Stored data entries:
------------------------

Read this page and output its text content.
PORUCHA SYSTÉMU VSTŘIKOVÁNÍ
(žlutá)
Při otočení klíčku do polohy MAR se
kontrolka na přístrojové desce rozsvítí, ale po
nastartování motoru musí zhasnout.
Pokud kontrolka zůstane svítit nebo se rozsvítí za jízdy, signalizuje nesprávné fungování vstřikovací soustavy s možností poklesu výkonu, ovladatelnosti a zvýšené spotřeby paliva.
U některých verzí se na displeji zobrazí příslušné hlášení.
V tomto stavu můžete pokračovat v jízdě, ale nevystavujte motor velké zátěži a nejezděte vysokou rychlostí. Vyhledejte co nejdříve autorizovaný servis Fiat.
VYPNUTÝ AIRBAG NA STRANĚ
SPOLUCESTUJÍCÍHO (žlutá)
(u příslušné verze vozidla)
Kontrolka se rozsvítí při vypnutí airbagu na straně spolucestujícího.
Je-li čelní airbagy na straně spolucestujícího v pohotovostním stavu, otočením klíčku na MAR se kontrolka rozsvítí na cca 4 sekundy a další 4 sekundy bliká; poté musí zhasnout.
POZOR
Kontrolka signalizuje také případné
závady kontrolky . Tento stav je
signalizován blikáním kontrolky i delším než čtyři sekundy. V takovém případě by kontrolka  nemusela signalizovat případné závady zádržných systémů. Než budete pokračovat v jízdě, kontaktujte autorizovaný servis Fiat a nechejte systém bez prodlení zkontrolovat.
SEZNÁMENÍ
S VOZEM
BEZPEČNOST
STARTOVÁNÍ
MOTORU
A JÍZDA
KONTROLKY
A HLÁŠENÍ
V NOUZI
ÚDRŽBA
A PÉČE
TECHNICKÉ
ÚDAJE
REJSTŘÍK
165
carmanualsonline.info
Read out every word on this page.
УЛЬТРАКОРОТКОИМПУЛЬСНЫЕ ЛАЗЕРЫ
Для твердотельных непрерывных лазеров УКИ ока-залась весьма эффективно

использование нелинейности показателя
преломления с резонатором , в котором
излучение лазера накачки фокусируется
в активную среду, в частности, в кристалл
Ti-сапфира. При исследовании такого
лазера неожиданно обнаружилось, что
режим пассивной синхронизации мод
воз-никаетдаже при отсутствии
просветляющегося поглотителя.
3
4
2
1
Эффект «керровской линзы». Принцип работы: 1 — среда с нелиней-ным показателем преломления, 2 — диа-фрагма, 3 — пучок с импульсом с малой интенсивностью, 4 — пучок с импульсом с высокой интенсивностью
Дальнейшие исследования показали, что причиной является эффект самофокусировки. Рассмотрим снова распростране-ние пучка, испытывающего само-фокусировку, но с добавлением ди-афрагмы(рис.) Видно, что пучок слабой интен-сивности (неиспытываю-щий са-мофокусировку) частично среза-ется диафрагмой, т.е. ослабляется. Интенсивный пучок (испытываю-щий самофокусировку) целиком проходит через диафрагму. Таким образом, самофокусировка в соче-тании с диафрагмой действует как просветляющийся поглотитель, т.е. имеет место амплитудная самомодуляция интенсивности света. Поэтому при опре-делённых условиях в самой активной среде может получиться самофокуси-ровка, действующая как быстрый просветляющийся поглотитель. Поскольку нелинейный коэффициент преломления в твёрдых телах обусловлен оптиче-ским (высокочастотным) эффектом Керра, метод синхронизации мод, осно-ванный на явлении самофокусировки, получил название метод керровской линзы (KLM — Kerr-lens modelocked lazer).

------------------------

Determine the number of lines containing "signalizuje". Write only that number.

2